--- START Extracted material ---

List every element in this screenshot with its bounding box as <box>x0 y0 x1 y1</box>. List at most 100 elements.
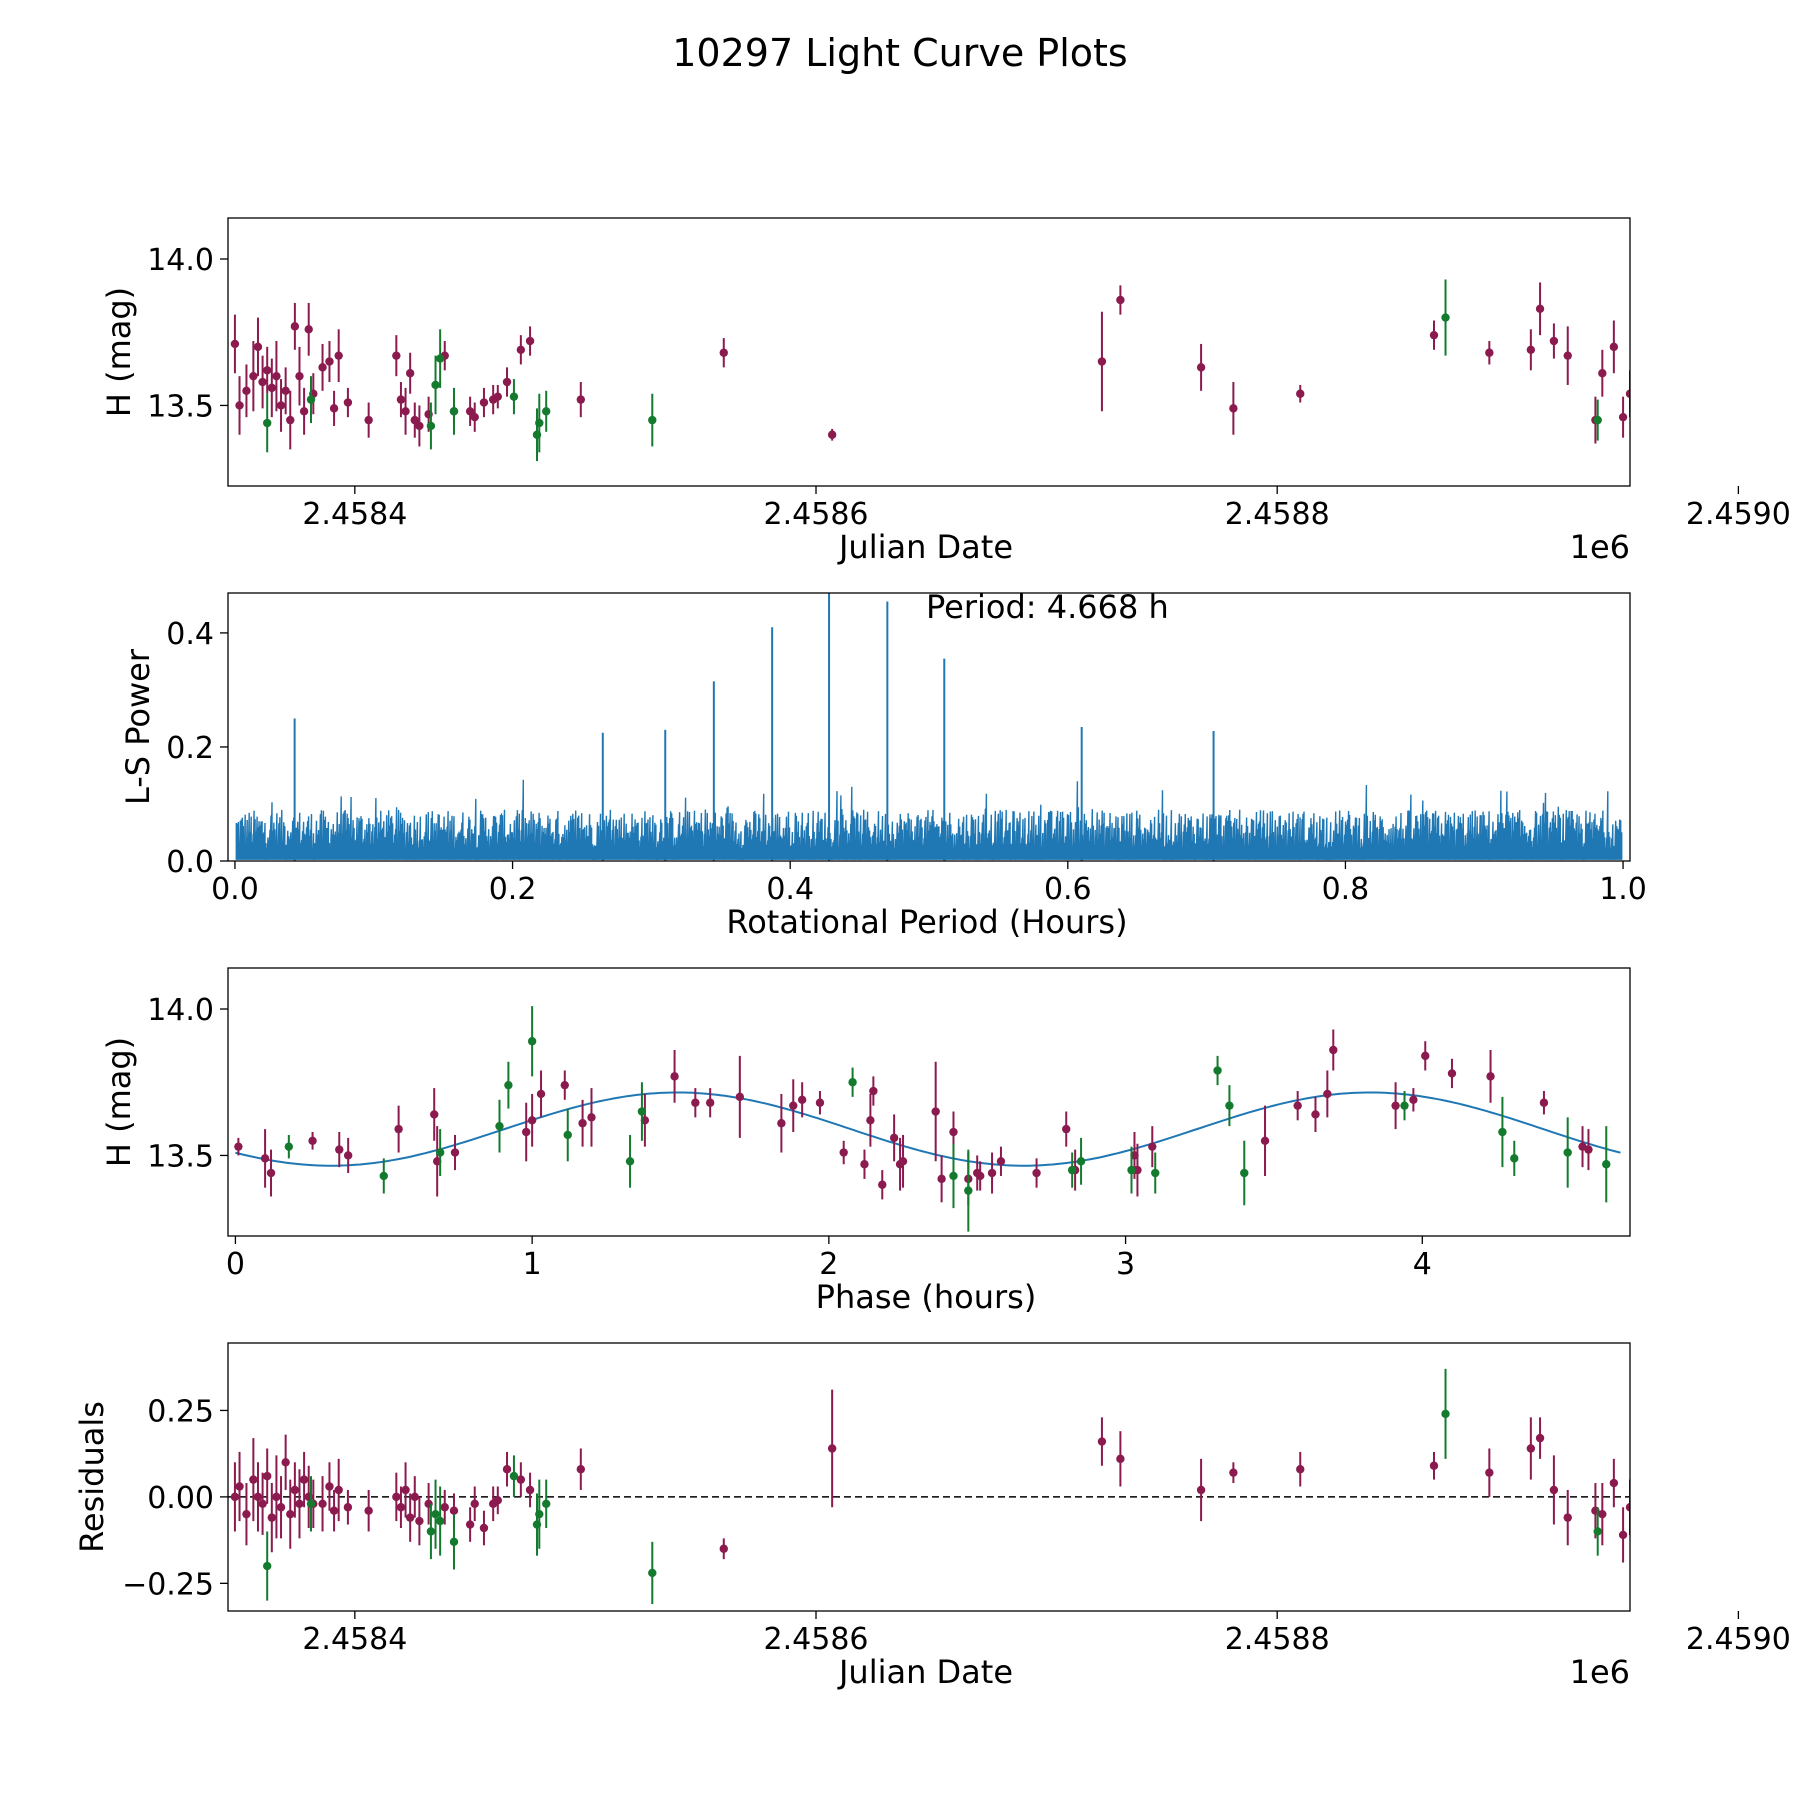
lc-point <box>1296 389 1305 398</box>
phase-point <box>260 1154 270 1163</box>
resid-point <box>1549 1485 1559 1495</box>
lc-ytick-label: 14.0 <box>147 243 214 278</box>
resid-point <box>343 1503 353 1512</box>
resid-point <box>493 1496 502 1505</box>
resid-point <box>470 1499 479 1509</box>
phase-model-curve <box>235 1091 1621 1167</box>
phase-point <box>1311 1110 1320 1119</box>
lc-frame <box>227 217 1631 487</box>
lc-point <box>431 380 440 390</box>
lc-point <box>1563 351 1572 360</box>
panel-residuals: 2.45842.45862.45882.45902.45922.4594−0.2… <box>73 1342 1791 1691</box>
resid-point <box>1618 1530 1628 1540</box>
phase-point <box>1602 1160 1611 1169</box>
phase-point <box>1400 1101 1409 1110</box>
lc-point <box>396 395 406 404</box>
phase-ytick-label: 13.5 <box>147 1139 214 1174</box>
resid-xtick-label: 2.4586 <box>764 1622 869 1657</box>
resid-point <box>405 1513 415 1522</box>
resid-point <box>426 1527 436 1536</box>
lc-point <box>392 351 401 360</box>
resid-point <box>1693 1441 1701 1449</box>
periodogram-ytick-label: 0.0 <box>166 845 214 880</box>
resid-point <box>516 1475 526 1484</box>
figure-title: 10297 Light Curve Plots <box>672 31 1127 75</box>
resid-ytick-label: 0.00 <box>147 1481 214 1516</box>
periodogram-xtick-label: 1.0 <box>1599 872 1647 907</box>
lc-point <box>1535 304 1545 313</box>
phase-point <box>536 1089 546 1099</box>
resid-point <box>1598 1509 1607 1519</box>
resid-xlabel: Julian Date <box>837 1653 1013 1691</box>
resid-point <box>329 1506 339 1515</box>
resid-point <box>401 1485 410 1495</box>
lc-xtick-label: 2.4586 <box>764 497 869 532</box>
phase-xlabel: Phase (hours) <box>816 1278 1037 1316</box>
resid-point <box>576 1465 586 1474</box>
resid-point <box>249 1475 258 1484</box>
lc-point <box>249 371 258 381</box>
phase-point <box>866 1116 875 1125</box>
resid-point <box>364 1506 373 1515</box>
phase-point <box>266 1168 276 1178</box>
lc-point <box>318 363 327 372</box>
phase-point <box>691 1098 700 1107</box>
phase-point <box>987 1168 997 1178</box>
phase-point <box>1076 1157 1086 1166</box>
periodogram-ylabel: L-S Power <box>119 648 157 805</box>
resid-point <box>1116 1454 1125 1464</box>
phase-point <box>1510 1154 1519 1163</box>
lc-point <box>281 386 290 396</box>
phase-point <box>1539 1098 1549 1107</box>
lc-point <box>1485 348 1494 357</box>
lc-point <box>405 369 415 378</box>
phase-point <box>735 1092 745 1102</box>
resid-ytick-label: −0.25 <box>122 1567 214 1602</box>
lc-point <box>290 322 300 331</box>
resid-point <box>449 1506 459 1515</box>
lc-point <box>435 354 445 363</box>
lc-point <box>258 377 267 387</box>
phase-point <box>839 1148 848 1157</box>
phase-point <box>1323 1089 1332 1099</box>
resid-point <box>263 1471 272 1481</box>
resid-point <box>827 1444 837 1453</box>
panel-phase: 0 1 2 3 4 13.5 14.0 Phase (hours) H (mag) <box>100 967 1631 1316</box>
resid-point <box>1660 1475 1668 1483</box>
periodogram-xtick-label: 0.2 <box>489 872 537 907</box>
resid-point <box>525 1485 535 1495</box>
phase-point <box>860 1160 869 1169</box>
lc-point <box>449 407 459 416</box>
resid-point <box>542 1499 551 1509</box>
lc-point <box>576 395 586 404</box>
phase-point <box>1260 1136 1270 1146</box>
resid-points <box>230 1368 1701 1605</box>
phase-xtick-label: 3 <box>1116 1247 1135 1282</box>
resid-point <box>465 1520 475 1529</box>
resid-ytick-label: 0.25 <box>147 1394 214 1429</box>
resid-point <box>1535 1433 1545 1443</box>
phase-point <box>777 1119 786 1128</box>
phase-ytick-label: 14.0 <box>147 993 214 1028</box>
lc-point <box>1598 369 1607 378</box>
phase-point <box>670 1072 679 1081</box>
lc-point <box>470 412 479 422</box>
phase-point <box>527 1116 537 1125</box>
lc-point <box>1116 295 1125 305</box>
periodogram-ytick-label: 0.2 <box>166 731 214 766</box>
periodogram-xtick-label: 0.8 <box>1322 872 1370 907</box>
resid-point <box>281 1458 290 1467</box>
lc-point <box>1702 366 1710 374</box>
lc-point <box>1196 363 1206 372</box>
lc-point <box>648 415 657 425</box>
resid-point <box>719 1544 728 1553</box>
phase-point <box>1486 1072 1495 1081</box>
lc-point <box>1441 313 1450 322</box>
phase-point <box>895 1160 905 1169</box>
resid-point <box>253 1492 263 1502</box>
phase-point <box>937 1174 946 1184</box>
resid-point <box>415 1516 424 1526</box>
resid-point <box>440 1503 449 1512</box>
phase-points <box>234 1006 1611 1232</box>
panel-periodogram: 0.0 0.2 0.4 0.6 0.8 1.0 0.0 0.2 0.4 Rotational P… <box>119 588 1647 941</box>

--- END Extracted material ---

- Exercise prompt: Copy the material above line for line, with no changes, and leave the pictures out of your copy.

- The completed task:
List every element in this screenshot with its bounding box as <box>x0 y0 x1 y1</box>. List at most 100 elements.
lc-point <box>1296 389 1305 398</box>
phase-point <box>260 1154 270 1163</box>
resid-point <box>1549 1485 1559 1495</box>
lc-ytick-label: 14.0 <box>147 243 214 278</box>
resid-point <box>343 1503 353 1512</box>
resid-point <box>493 1496 502 1505</box>
resid-point <box>470 1499 479 1509</box>
phase-model-curve <box>235 1091 1621 1167</box>
phase-point <box>1311 1110 1320 1119</box>
lc-frame <box>227 217 1631 487</box>
lc-point <box>431 380 440 390</box>
lc-point <box>1563 351 1572 360</box>
panel-residuals: 2.45842.45862.45882.45902.45922.4594−0.2… <box>73 1342 1791 1691</box>
resid-point <box>1618 1530 1628 1540</box>
phase-point <box>1602 1160 1611 1169</box>
phase-point <box>1400 1101 1409 1110</box>
lc-point <box>396 395 406 404</box>
phase-ytick-label: 13.5 <box>147 1139 214 1174</box>
resid-xtick-label: 2.4586 <box>764 1622 869 1657</box>
resid-point <box>405 1513 415 1522</box>
resid-point <box>426 1527 436 1536</box>
lc-point <box>392 351 401 360</box>
resid-point <box>1693 1441 1701 1449</box>
periodogram-ytick-label: 0.0 <box>166 845 214 880</box>
resid-point <box>516 1475 526 1484</box>
figure-title: 10297 Light Curve Plots <box>672 31 1127 75</box>
resid-ytick-label: 0.00 <box>147 1481 214 1516</box>
periodogram-xtick-label: 1.0 <box>1599 872 1647 907</box>
lc-point <box>1535 304 1545 313</box>
phase-point <box>536 1089 546 1099</box>
resid-point <box>1598 1509 1607 1519</box>
resid-xlabel: Julian Date <box>837 1653 1013 1691</box>
resid-point <box>329 1506 339 1515</box>
resid-point <box>401 1485 410 1495</box>
lc-xtick-label: 2.4586 <box>764 497 869 532</box>
phase-xlabel: Phase (hours) <box>816 1278 1037 1316</box>
resid-point <box>576 1465 586 1474</box>
resid-point <box>249 1475 258 1484</box>
lc-point <box>249 371 258 381</box>
phase-point <box>866 1116 875 1125</box>
resid-point <box>364 1506 373 1515</box>
phase-point <box>266 1168 276 1178</box>
lc-point <box>318 363 327 372</box>
phase-point <box>691 1098 700 1107</box>
phase-point <box>987 1168 997 1178</box>
phase-point <box>1076 1157 1086 1166</box>
periodogram-ylabel: L-S Power <box>119 648 157 805</box>
resid-point <box>1116 1454 1125 1464</box>
phase-point <box>1510 1154 1519 1163</box>
lc-point <box>281 386 290 396</box>
phase-point <box>1539 1098 1549 1107</box>
lc-point <box>1485 348 1494 357</box>
lc-point <box>405 369 415 378</box>
phase-point <box>735 1092 745 1102</box>
resid-ytick-label: −0.25 <box>122 1567 214 1602</box>
lc-point <box>290 322 300 331</box>
resid-point <box>449 1506 459 1515</box>
lc-point <box>435 354 445 363</box>
lc-point <box>258 377 267 387</box>
phase-point <box>839 1148 848 1157</box>
phase-point <box>1323 1089 1332 1099</box>
resid-point <box>263 1471 272 1481</box>
resid-point <box>827 1444 837 1453</box>
panel-phase: 0 1 2 3 4 13.5 14.0 Phase (hours) H (mag) <box>100 967 1631 1316</box>
resid-point <box>1660 1475 1668 1483</box>
periodogram-xtick-label: 0.2 <box>489 872 537 907</box>
resid-point <box>525 1485 535 1495</box>
phase-point <box>860 1160 869 1169</box>
lc-point <box>449 407 459 416</box>
resid-point <box>542 1499 551 1509</box>
lc-point <box>576 395 586 404</box>
phase-point <box>1260 1136 1270 1146</box>
resid-points <box>230 1368 1701 1605</box>
phase-xtick-label: 3 <box>1116 1247 1135 1282</box>
resid-point <box>465 1520 475 1529</box>
resid-ytick-label: 0.25 <box>147 1394 214 1429</box>
resid-point <box>1535 1433 1545 1443</box>
phase-point <box>777 1119 786 1128</box>
phase-ytick-label: 14.0 <box>147 993 214 1028</box>
lc-point <box>1598 369 1607 378</box>
phase-point <box>670 1072 679 1081</box>
lc-point <box>470 412 479 422</box>
phase-point <box>527 1116 537 1125</box>
lc-point <box>1116 295 1125 305</box>
periodogram-ytick-label: 0.2 <box>166 731 214 766</box>
periodogram-xtick-label: 0.8 <box>1322 872 1370 907</box>
resid-point <box>281 1458 290 1467</box>
lc-point <box>1702 366 1710 374</box>
lc-point <box>1196 363 1206 372</box>
lc-point <box>648 415 657 425</box>
resid-point <box>719 1544 728 1553</box>
phase-point <box>1486 1072 1495 1081</box>
lc-point <box>1441 313 1450 322</box>
phase-point <box>895 1160 905 1169</box>
resid-point <box>253 1492 263 1502</box>
phase-point <box>937 1174 946 1184</box>
resid-point <box>415 1516 424 1526</box>
resid-point <box>440 1503 449 1512</box>
phase-points <box>234 1006 1611 1232</box>
panel-periodogram: 0.0 0.2 0.4 0.6 0.8 1.0 0.0 0.2 0.4 Rotational P… <box>119 588 1647 941</box>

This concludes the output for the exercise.